SOURCE DOCUMENT →

---*---

# Snow Dog



## Ljilly28 (Jan 22, 2008)

Comet has grown up so much. I saw a photo of his Gaylan's sister Zuzu last week. What a glorious litter!


----------



## Oaklys Dad (Dec 28, 2005)

Beautiful pictures of Comet. He looks like he had a blast romping and playing in the snow.


----------



## rik6230 (Jan 8, 2008)

Great photos. Comet is a beautiful golden. What camera and lens(es) did you use ?


----------



## tippykayak (Oct 27, 2008)

rik said:


> Great photos. Comet is a beautiful golden. What camera and lens(es) did you use ?


Thanks for the nice comments, guys. It's a Canon Digital Rebel XTi. I think I might have incorrectly listed it as an XSi in another thread.

The lens is a very old (15ish years?) 75x300 hand-me-down from my mom. I use the kit lens (18-55) sometimes, but these are all done with the telephoto.


----------



## tippykayak (Oct 27, 2008)

Ljilly28 said:


> Comet has grown up so much. I saw a photo of his Gaylan's sister Zuzu last week. What a glorious litter!


Cool. I've only seen the picture they put on k9data, which is from the first week they had her. The people who own his brother Faelan sometimes update that picture, and he's a pretty boy too.


----------



## Finn's Fan (Dec 22, 2007)

Lovely photos of a beautiful dog. Man, is he focused in the fetching picture! Nothing prettier on earth than a golden running like the wind with a stick and utter joy on their face


----------



## olik (Apr 13, 2008)

wow,very nice clear shots.Love it.


----------



## rik6230 (Jan 8, 2008)

tippykayak said:


> The lens is a very old (15ish years?) 75x300 hand-me-down from my mom. I use the kit lens (18-55) sometimes, but these are all done with the telephoto.


That's a fine lens and not that old. I sometimes use a Carl Zeiss 300 mm f4. It was made for the Berlin Olympics. (1936)


----------



## GoldenJoyx'stwo (Feb 25, 2007)

Great shots of a beautiful boy!


----------



## LilysMom (Oct 21, 2008)

Simply Beautiful!


----------



## Abbydabbydo (Jan 31, 2007)

Great pics! I will send a bit more (like a foot) snow to round things out .


----------



## tippykayak (Oct 27, 2008)

rik said:


> That's a fine lens and not that old. I sometimes use a Carl Zeiss 300 mm f4. It was made for the Berlin Olympics. (1936)


Yeah - as far as I can tell, it's almost identical to the one they make today. A 1936 lens? Cool!


----------



## BeauShel (May 20, 2007)

Comet is one handsome boy. Love his color and that eye shot.


----------



## tippykayak (Oct 27, 2008)

BeauShel said:


> Comet is one handsome boy. Love his color and that eye shot.


Thanks! It seems like he comes out a slightly different color in every picture.


----------



## Heidi36oh (Feb 27, 2007)

Great photos. Comet is a beautiful golden boy!


----------



## ggdenny (Nov 2, 2008)

Those are some gorgeous pictures of a gorgeous doggie. Really nice shots that capture a sweet, loving personality.


----------



## tippykayak (Oct 27, 2008)

ggdenny said:


> Those are some gorgeous pictures of a gorgeous doggie. Really nice shots that capture a sweet, loving personality.


He really is the sweetest. I feel so lucky to have a dog who injects so much fun into every walk.


----------



## moverking (Feb 26, 2007)

What delightful pics and stunning subject! I visited your website and enjoyed some more. I have to say, your descriptions of Comet's expressions during his 'snow love' photo shoot captured the moments perfectly in words. 
I had to go out (well, stand at the door so my lens wouldn't fog in the 15 degree cold) and try to capture the same in Sadie's snow angel face.
Thanks for the inspiration!


----------

---*---

PARTS OF THE EXERCISE →
1. In the snow dog thread, which camera body was used for the photos of Comet?
2. Decide whether each statement agrees with the snow dog thread. Answer yes or no and quote the deciding words.
(a) The photos of Comet were all taken with the 18-55 kit lens.
(b) The Carl Zeiss 300 mm f4 lens was made for the Berlin Olympics.
(c) moverking stood at the door so the lens would not fog in the cold.
3. Reproduce the snow dog thread from "Cool. I've only" up to and including "(Dec 22, 2007)".

MATERIAL PROVIDED →
---*---

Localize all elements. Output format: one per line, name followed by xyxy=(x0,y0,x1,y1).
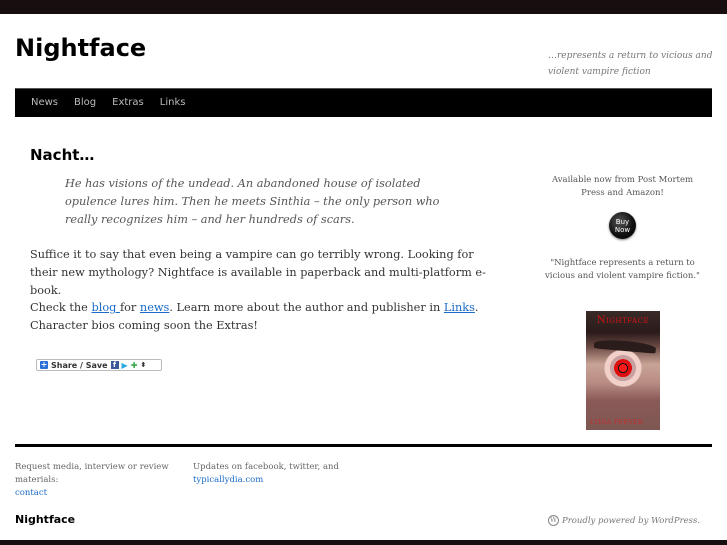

---*---

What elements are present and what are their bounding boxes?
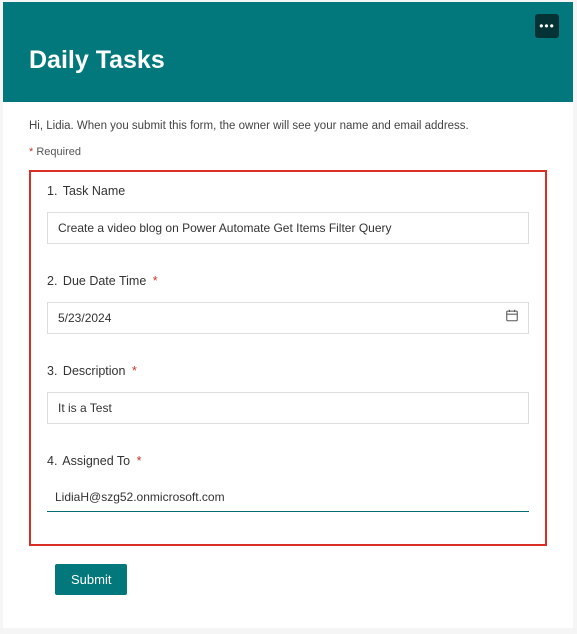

---*---

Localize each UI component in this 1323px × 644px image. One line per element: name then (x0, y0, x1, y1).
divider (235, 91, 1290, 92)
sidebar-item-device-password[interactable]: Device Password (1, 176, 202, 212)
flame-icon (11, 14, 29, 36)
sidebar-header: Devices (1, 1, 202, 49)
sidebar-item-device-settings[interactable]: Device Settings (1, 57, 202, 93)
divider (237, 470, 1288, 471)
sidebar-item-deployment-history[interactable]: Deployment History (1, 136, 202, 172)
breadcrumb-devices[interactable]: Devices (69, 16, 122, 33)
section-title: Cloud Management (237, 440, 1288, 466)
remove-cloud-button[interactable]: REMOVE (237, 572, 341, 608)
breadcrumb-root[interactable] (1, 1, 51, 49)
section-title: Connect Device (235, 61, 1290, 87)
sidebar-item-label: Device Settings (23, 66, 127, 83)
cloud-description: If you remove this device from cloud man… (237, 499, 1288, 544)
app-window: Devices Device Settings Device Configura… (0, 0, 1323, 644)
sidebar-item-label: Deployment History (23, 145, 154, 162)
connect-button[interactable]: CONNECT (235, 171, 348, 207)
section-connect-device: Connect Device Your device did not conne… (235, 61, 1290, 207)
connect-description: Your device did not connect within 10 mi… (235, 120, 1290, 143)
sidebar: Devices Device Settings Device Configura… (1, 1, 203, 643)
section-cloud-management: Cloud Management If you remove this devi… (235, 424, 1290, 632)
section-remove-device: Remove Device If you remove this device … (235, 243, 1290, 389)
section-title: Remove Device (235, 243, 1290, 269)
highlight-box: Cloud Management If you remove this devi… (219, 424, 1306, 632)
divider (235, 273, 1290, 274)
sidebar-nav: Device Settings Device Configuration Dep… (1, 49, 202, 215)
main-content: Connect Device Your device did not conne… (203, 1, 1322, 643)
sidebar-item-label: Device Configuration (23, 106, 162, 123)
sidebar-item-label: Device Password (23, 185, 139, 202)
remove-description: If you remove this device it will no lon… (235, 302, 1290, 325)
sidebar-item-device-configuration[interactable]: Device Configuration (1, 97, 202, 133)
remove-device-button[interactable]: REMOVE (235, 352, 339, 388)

---*---

WRITTEN RESPONSES →
1. A Canon Digital Rebel XTi.

2.
(a) No: "these are all done with the telephoto."
(b) Yes: "It was made for the Berlin Olympics."
(c) Yes: "stand at the door so my lens wouldn't fog in the 15 degree cold"

3.
Cool. I've only seen the picture they put on k9data, which is from the first week they had her. The people who own his brother Faelan sometimes update that picture, and he's a pretty boy too.


----------



## Finn's Fan (Dec 22, 2007)